* _Problem details_:
Every record must be written out once more, with nothing added or omitted.
^^^^
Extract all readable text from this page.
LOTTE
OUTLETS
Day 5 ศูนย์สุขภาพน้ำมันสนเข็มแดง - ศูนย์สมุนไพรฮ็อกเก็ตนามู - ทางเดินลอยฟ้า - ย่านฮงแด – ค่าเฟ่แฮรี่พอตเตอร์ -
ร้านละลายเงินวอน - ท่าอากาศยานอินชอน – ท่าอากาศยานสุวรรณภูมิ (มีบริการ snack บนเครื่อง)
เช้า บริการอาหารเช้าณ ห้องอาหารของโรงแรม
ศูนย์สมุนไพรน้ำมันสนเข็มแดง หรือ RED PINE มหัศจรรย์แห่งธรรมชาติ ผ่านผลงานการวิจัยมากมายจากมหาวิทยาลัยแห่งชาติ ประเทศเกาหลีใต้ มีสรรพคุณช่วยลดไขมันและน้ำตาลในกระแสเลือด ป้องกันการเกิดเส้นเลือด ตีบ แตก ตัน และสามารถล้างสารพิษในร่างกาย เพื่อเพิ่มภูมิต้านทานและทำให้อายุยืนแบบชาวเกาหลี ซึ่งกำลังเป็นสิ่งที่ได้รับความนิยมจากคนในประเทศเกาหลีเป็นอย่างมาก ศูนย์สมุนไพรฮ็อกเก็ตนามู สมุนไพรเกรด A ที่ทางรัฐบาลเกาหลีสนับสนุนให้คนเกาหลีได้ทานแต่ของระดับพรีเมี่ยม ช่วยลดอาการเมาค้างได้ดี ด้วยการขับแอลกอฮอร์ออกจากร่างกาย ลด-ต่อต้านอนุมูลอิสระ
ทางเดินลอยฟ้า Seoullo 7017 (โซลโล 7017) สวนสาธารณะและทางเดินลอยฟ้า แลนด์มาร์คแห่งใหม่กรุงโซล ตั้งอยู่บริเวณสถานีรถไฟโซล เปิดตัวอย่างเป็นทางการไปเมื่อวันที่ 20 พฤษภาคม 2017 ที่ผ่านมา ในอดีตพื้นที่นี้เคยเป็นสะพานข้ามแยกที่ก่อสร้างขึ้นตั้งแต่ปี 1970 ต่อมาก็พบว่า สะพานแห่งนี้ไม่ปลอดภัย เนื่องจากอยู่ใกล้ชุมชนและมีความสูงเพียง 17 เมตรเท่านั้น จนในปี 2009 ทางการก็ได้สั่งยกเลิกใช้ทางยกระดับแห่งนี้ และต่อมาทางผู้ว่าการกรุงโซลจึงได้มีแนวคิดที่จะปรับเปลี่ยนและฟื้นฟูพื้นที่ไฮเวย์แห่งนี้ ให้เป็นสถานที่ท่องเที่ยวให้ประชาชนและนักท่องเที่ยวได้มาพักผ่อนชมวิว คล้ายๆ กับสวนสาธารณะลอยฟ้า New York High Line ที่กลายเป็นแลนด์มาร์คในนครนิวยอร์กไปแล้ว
^^^^
* _Result of the task_:
Extract all readable text from this page.
LOTTE
OUTLETS
Day 5 ศูนย์สุขภาพน้ำมันสนเข็มแดง - ศูนย์สมุนไพรฮ็อกเก็ตนามู - ทางเดินลอยฟ้า - ย่านฮงแด – ค่าเฟ่แฮรี่พอตเตอร์ -
ร้านละลายเงินวอน - ท่าอากาศยานอินชอน – ท่าอากาศยานสุวรรณภูมิ (มีบริการ snack บนเครื่อง)
เช้า บริการอาหารเช้าณ ห้องอาหารของโรงแรม
ศูนย์สมุนไพรน้ำมันสนเข็มแดง หรือ RED PINE มหัศจรรย์แห่งธรรมชาติ ผ่านผลงานการวิจัยมากมายจากมหาวิทยาลัยแห่งชาติ ประเทศเกาหลีใต้ มีสรรพคุณช่วยลดไขมันและน้ำตาลในกระแสเลือด ป้องกันการเกิดเส้นเลือด ตีบ แตก ตัน และสามารถล้างสารพิษในร่างกาย เพื่อเพิ่มภูมิต้านทานและทำให้อายุยืนแบบชาวเกาหลี ซึ่งกำลังเป็นสิ่งที่ได้รับความนิยมจากคนในประเทศเกาหลีเป็นอย่างมาก ศูนย์สมุนไพรฮ็อกเก็ตนามู สมุนไพรเกรด A ที่ทางรัฐบาลเกาหลีสนับสนุนให้คนเกาหลีได้ทานแต่ของระดับพรีเมี่ยม ช่วยลดอาการเมาค้างได้ดี ด้วยการขับแอลกอฮอร์ออกจากร่างกาย ลด-ต่อต้านอนุมูลอิสระ
ทางเดินลอยฟ้า Seoullo 7017 (โซลโล 7017) สวนสาธารณะและทางเดินลอยฟ้า แลนด์มาร์คแห่งใหม่กรุงโซล ตั้งอยู่บริเวณสถานีรถไฟโซล เปิดตัวอย่างเป็นทางการไปเมื่อวันที่ 20 พฤษภาคม 2017 ที่ผ่านมา ในอดีตพื้นที่นี้เคยเป็นสะพานข้ามแยกที่ก่อสร้างขึ้นตั้งแต่ปี 1970 ต่อมาก็พบว่า สะพานแห่งนี้ไม่ปลอดภัย เนื่องจากอยู่ใกล้ชุมชนและมีความสูงเพียง 17 เมตรเท่านั้น จนในปี 2009 ทางการก็ได้สั่งยกเลิกใช้ทางยกระดับแห่งนี้ และต่อมาทางผู้ว่าการกรุงโซลจึงได้มีแนวคิดที่จะปรับเปลี่ยนและฟื้นฟูพื้นที่ไฮเวย์แห่งนี้ ให้เป็นสถานที่ท่องเที่ยวให้ประชาชนและนักท่องเที่ยวได้มาพักผ่อนชมวิว คล้ายๆ กับสวนสาธารณะลอยฟ้า New York High Line ที่กลายเป็นแลนด์มาร์คในนครนิวยอร์กไปแล้ว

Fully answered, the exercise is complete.